- STATED TASK
Work out how many lines in the data hold the word "triangle", and reply with that number only.

- GIVEN DATA
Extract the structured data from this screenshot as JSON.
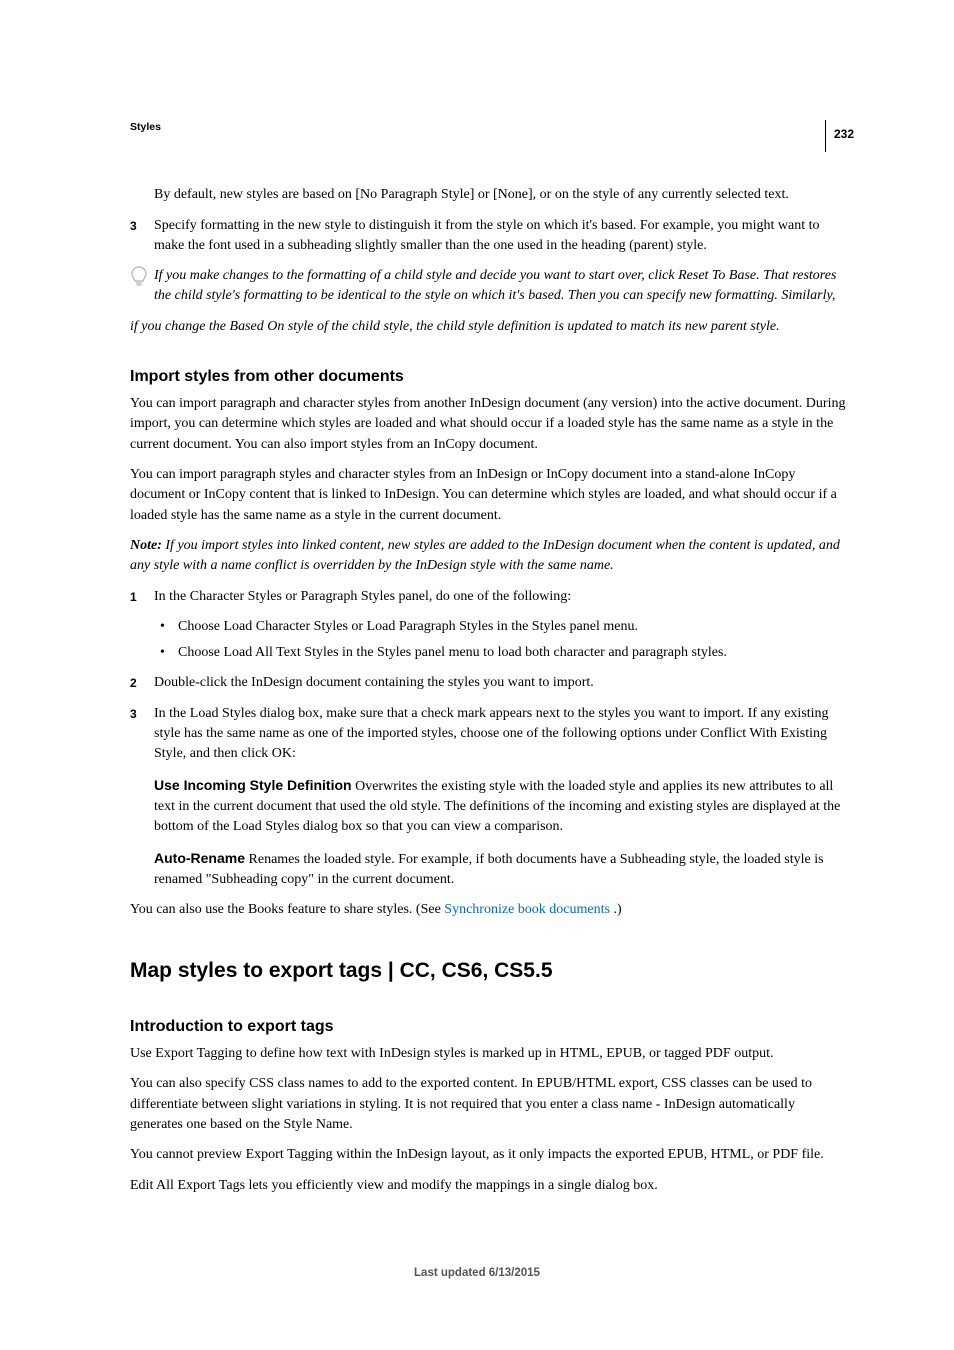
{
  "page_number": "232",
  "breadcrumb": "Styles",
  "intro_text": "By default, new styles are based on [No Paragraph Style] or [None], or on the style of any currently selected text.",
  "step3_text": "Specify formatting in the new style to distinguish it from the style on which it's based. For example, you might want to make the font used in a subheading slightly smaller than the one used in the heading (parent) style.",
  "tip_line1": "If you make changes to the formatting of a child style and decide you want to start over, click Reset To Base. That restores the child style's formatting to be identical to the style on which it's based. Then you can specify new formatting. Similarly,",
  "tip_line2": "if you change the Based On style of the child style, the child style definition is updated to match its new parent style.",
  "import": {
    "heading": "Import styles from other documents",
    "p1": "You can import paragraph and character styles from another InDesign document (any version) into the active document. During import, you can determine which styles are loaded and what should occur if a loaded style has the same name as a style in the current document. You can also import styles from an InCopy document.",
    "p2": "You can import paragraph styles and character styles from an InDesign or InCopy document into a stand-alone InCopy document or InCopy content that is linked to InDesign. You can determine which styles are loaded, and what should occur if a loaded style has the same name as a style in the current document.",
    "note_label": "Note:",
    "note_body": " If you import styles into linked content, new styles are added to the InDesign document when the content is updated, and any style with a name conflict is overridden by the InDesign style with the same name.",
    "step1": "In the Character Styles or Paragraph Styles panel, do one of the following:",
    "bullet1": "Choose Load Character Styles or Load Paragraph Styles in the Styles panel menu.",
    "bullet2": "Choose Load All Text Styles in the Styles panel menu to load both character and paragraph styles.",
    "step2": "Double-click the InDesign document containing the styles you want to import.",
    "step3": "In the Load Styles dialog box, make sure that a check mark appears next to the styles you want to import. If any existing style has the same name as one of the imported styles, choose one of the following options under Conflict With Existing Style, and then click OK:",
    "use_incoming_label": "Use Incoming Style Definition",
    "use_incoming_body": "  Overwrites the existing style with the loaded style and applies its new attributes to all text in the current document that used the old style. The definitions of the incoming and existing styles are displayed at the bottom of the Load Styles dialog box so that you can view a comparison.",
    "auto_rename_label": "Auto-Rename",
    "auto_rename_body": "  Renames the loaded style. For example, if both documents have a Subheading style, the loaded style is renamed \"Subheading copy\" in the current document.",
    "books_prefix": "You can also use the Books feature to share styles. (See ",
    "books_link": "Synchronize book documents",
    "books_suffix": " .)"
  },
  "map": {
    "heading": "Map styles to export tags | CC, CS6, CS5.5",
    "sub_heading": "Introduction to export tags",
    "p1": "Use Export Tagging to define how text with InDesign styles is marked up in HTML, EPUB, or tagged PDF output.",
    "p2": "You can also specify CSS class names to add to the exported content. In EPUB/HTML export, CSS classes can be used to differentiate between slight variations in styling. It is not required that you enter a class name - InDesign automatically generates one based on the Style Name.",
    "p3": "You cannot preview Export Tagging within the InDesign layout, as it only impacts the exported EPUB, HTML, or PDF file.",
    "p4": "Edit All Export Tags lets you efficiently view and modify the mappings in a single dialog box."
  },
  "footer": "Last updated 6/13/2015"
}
...
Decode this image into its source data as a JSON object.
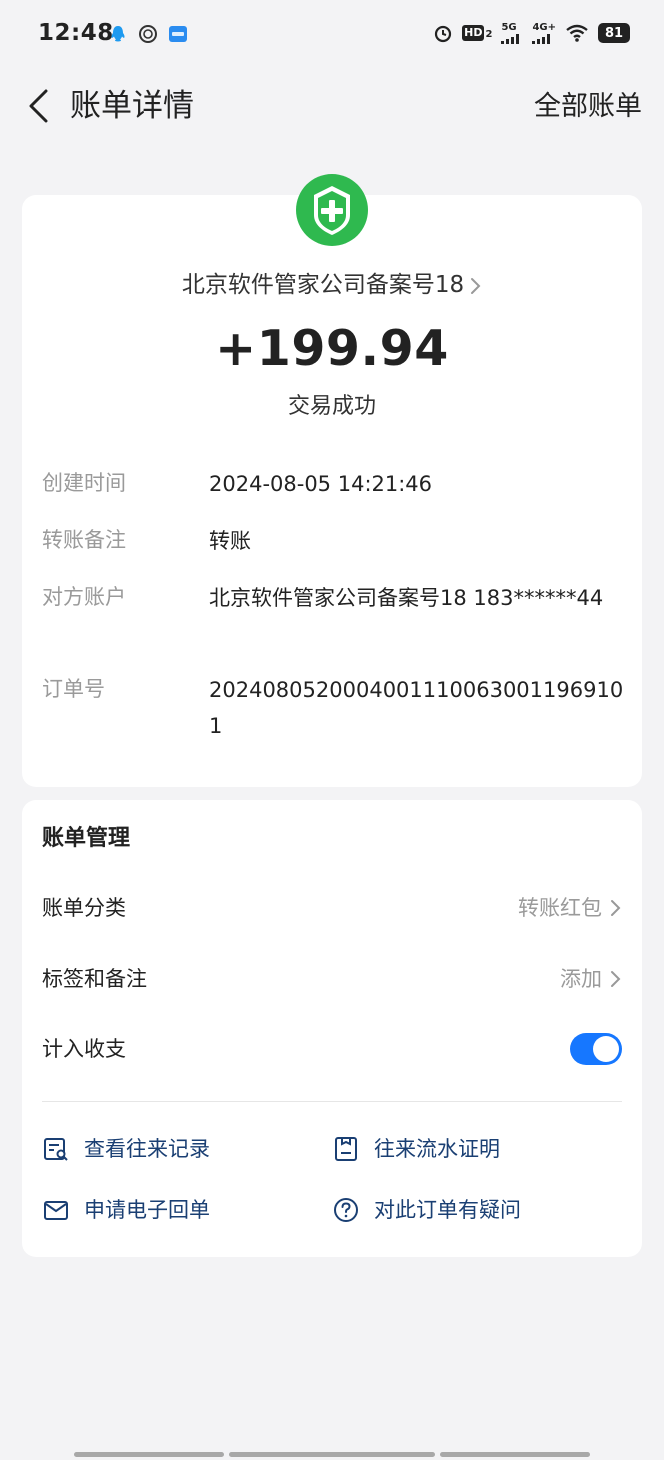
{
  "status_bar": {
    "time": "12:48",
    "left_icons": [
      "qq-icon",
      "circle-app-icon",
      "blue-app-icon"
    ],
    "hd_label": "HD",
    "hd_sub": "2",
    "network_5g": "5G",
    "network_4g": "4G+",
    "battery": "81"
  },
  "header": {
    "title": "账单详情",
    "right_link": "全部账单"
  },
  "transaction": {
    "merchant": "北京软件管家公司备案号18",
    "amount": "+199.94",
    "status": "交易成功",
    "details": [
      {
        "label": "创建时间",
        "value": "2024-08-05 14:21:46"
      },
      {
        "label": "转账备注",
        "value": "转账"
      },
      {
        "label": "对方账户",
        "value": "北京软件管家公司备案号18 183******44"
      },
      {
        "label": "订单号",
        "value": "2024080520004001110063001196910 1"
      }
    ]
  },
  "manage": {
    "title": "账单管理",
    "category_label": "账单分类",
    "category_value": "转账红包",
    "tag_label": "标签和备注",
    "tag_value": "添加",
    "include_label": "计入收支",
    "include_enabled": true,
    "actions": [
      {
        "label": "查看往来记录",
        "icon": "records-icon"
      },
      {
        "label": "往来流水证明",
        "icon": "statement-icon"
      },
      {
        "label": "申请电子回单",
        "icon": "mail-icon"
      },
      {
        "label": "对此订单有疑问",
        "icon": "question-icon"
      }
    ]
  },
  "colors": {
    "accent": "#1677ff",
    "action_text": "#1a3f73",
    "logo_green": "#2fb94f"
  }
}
...
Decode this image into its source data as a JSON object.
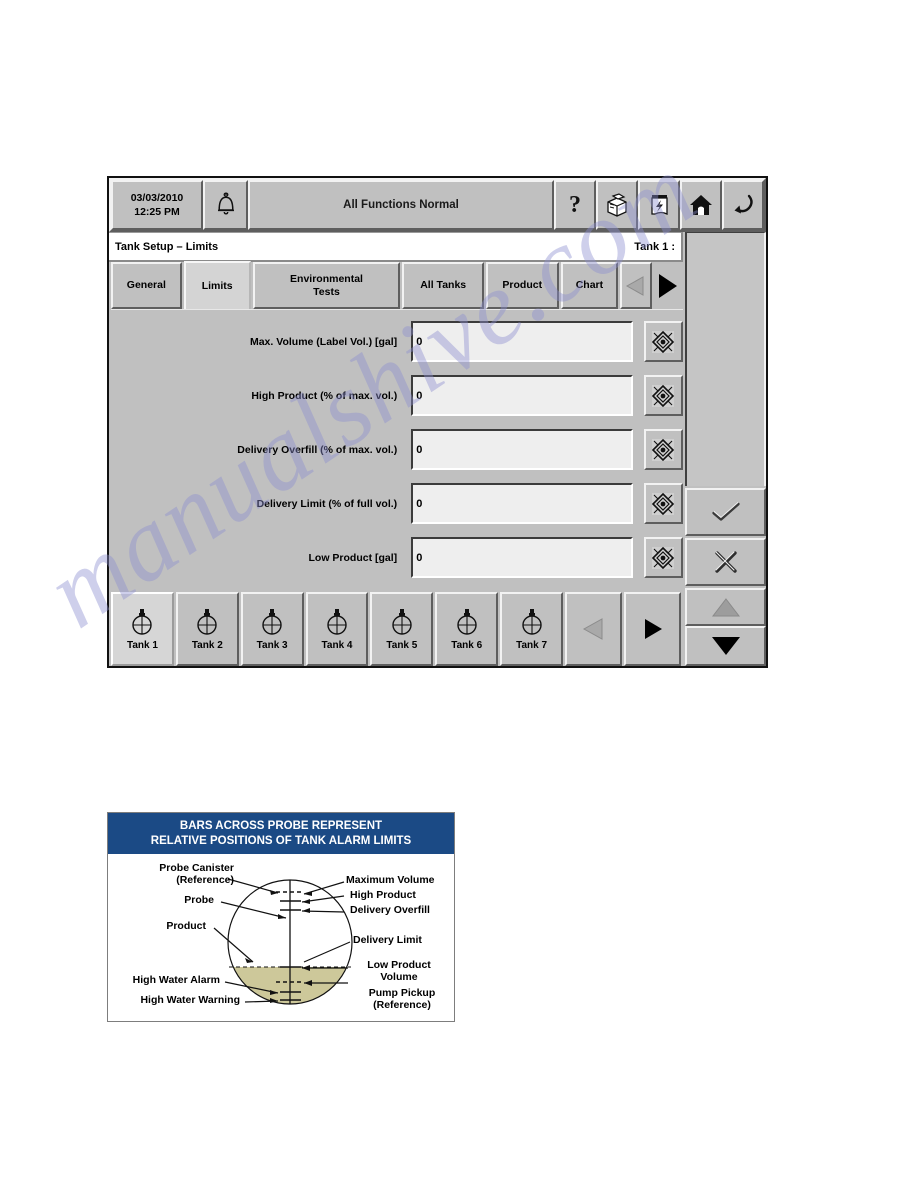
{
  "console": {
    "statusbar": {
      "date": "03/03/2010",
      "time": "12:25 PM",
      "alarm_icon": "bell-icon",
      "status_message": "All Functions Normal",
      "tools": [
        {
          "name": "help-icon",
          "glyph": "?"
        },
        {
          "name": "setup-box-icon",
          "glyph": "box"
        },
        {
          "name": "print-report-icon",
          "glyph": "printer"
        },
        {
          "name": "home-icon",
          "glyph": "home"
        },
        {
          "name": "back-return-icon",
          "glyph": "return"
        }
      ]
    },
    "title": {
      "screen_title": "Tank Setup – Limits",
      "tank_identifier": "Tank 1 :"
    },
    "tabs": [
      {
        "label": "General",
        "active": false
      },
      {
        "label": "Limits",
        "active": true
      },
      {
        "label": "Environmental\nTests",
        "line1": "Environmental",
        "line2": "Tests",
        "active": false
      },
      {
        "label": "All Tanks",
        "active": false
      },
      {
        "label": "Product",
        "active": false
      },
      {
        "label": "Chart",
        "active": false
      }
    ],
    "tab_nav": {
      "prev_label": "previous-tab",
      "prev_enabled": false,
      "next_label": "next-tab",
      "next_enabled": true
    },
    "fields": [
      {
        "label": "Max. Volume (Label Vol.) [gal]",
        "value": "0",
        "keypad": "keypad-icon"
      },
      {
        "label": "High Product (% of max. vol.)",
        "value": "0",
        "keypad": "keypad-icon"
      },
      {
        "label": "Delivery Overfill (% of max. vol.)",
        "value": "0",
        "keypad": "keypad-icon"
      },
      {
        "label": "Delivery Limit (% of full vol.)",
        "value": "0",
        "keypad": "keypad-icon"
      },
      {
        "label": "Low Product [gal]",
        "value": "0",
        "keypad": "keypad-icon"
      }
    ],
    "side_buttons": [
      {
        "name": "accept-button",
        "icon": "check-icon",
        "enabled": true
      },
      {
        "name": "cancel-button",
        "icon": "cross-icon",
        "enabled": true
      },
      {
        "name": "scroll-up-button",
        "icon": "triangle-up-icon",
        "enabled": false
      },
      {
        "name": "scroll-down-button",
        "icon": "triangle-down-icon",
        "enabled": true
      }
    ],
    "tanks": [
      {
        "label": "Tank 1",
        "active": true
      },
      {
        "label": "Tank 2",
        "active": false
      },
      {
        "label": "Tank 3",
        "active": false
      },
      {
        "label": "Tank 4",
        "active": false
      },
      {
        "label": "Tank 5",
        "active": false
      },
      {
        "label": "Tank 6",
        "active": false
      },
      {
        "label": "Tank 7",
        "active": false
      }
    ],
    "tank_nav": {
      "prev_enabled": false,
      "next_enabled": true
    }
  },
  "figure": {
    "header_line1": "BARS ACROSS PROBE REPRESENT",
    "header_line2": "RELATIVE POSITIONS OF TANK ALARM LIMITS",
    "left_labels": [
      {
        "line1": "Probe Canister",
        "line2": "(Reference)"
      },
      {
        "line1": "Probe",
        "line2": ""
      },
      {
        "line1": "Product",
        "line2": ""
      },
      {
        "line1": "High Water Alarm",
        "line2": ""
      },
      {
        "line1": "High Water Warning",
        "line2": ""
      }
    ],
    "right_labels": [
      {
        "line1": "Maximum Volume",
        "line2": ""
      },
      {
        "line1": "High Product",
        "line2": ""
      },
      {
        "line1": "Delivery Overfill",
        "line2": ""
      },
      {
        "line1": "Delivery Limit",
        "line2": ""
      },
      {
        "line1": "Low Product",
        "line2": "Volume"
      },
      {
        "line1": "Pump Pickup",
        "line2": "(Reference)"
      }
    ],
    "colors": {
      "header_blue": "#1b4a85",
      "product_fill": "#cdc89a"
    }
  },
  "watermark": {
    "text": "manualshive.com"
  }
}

- FULL SOLUTION
2